**STATED GOAL:**
Retype the full set of records. Keep every character identical.

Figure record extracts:
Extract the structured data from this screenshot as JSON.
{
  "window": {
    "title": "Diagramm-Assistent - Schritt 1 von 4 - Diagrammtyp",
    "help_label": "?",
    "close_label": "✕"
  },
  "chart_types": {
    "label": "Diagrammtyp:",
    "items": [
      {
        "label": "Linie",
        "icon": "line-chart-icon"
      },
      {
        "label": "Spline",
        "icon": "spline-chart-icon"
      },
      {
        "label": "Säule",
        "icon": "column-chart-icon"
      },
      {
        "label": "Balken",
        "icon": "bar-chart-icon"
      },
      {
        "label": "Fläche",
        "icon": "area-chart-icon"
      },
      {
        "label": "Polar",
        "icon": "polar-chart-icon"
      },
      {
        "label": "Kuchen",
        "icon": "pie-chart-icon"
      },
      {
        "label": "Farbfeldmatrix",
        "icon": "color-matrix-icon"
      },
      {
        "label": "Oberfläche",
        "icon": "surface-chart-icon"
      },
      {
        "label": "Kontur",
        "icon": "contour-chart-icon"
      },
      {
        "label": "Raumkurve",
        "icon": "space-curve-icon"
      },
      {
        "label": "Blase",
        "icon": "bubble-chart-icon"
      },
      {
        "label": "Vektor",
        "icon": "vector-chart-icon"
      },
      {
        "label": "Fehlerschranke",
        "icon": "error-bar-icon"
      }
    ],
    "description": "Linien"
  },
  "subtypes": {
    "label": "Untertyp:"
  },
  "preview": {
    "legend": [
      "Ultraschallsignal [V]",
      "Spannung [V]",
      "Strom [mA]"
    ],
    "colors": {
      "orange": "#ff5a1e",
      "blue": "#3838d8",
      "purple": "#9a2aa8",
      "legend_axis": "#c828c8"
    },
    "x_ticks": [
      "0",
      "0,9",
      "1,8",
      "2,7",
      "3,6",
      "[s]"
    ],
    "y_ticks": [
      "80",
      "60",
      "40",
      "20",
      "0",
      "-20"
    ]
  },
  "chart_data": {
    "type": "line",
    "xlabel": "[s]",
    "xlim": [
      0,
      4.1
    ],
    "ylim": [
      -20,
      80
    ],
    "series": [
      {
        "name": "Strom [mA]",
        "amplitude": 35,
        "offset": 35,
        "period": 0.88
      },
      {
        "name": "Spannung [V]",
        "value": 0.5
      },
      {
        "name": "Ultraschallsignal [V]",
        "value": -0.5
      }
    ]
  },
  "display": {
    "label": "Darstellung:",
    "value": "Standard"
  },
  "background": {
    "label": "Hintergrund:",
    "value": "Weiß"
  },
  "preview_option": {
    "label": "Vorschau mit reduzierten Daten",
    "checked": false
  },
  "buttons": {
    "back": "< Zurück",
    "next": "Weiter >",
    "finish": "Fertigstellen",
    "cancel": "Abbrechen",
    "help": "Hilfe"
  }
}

**REPLY:**
Extract the structured data from this screenshot as JSON.
{
  "window": {
    "title": "Diagramm-Assistent - Schritt 1 von 4 - Diagrammtyp",
    "help_label": "?",
    "close_label": "✕"
  },
  "chart_types": {
    "label": "Diagrammtyp:",
    "items": [
      {
        "label": "Linie",
        "icon": "line-chart-icon"
      },
      {
        "label": "Spline",
        "icon": "spline-chart-icon"
      },
      {
        "label": "Säule",
        "icon": "column-chart-icon"
      },
      {
        "label": "Balken",
        "icon": "bar-chart-icon"
      },
      {
        "label": "Fläche",
        "icon": "area-chart-icon"
      },
      {
        "label": "Polar",
        "icon": "polar-chart-icon"
      },
      {
        "label": "Kuchen",
        "icon": "pie-chart-icon"
      },
      {
        "label": "Farbfeldmatrix",
        "icon": "color-matrix-icon"
      },
      {
        "label": "Oberfläche",
        "icon": "surface-chart-icon"
      },
      {
        "label": "Kontur",
        "icon": "contour-chart-icon"
      },
      {
        "label": "Raumkurve",
        "icon": "space-curve-icon"
      },
      {
        "label": "Blase",
        "icon": "bubble-chart-icon"
      },
      {
        "label": "Vektor",
        "icon": "vector-chart-icon"
      },
      {
        "label": "Fehlerschranke",
        "icon": "error-bar-icon"
      }
    ],
    "description": "Linien"
  },
  "subtypes": {
    "label": "Untertyp:"
  },
  "preview": {
    "legend": [
      "Ultraschallsignal [V]",
      "Spannung [V]",
      "Strom [mA]"
    ],
    "colors": {
      "orange": "#ff5a1e",
      "blue": "#3838d8",
      "purple": "#9a2aa8",
      "legend_axis": "#c828c8"
    },
    "x_ticks": [
      "0",
      "0,9",
      "1,8",
      "2,7",
      "3,6",
      "[s]"
    ],
    "y_ticks": [
      "80",
      "60",
      "40",
      "20",
      "0",
      "-20"
    ]
  },
  "chart_data": {
    "type": "line",
    "xlabel": "[s]",
    "xlim": [
      0,
      4.1
    ],
    "ylim": [
      -20,
      80
    ],
    "series": [
      {
        "name": "Strom [mA]",
        "amplitude": 35,
        "offset": 35,
        "period": 0.88
      },
      {
        "name": "Spannung [V]",
        "value": 0.5
      },
      {
        "name": "Ultraschallsignal [V]",
        "value": -0.5
      }
    ]
  },
  "display": {
    "label": "Darstellung:",
    "value": "Standard"
  },
  "background": {
    "label": "Hintergrund:",
    "value": "Weiß"
  },
  "preview_option": {
    "label": "Vorschau mit reduzierten Daten",
    "checked": false
  },
  "buttons": {
    "back": "< Zurück",
    "next": "Weiter >",
    "finish": "Fertigstellen",
    "cancel": "Abbrechen",
    "help": "Hilfe"
  }
}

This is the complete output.